Objective: Locate each line with the string "JSON" in the listing below and copy it.

Dataset entries:
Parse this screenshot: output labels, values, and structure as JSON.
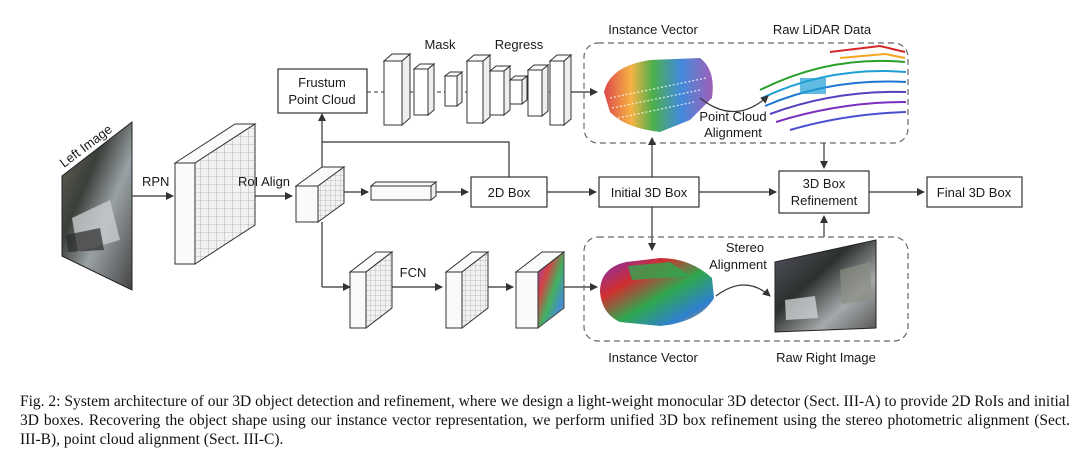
{
  "labels": {
    "left_image": "Left Image",
    "rpn": "RPN",
    "roi_align": "RoI Align",
    "frustum_line1": "Frustum",
    "frustum_line2": "Point Cloud",
    "mask": "Mask",
    "regress": "Regress",
    "box_2d": "2D Box",
    "initial_3d_box": "Initial 3D Box",
    "refine_line1": "3D Box",
    "refine_line2": "Refinement",
    "final_3d_box": "Final 3D Box",
    "fcn": "FCN",
    "instance_vector_top": "Instance Vector",
    "raw_lidar": "Raw LiDAR Data",
    "pc_align_line1": "Point Cloud",
    "pc_align_line2": "Alignment",
    "stereo_line1": "Stereo",
    "stereo_line2": "Alignment",
    "instance_vector_bottom": "Instance Vector",
    "raw_right_image": "Raw Right Image"
  },
  "caption": "Fig. 2: System architecture of our 3D object detection and refinement, where we design a light-weight monocular 3D detector (Sect. III-A) to provide 2D RoIs and initial 3D boxes. Recovering the object shape using our instance vector representation, we perform unified 3D box refinement using the stereo photometric alignment (Sect. III-B), point cloud alignment (Sect. III-C).",
  "colors": {
    "line": "#333333",
    "grid_face": "#f4f4f4",
    "dashed_frame": "#666666"
  }
}
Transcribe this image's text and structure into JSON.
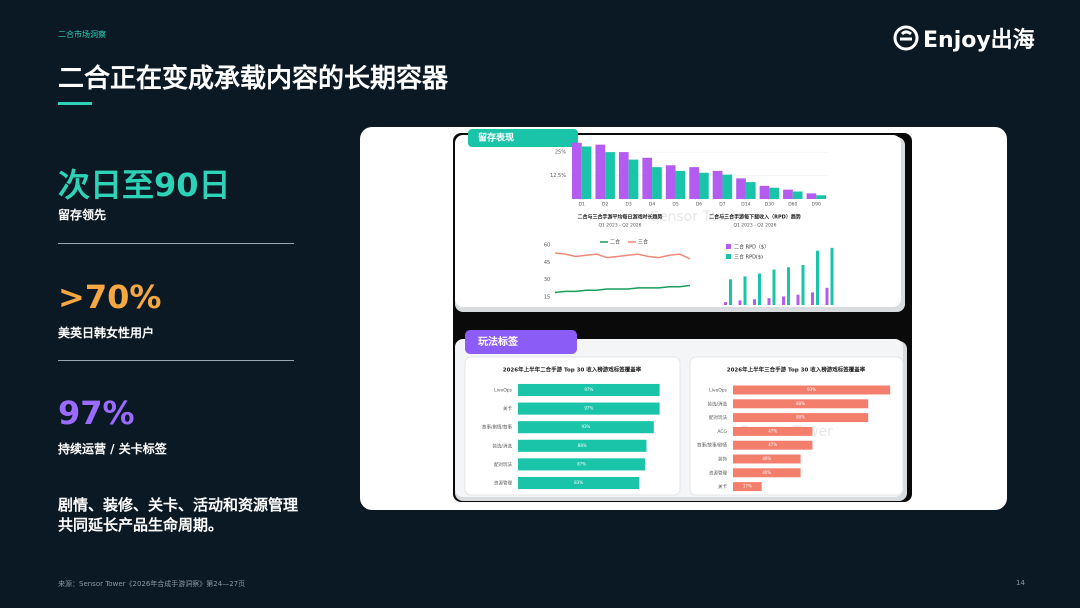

Written reply:
Parse this screenshot: output labels, values, and structure as JSON.
Transcribe this image's text and structure into JSON.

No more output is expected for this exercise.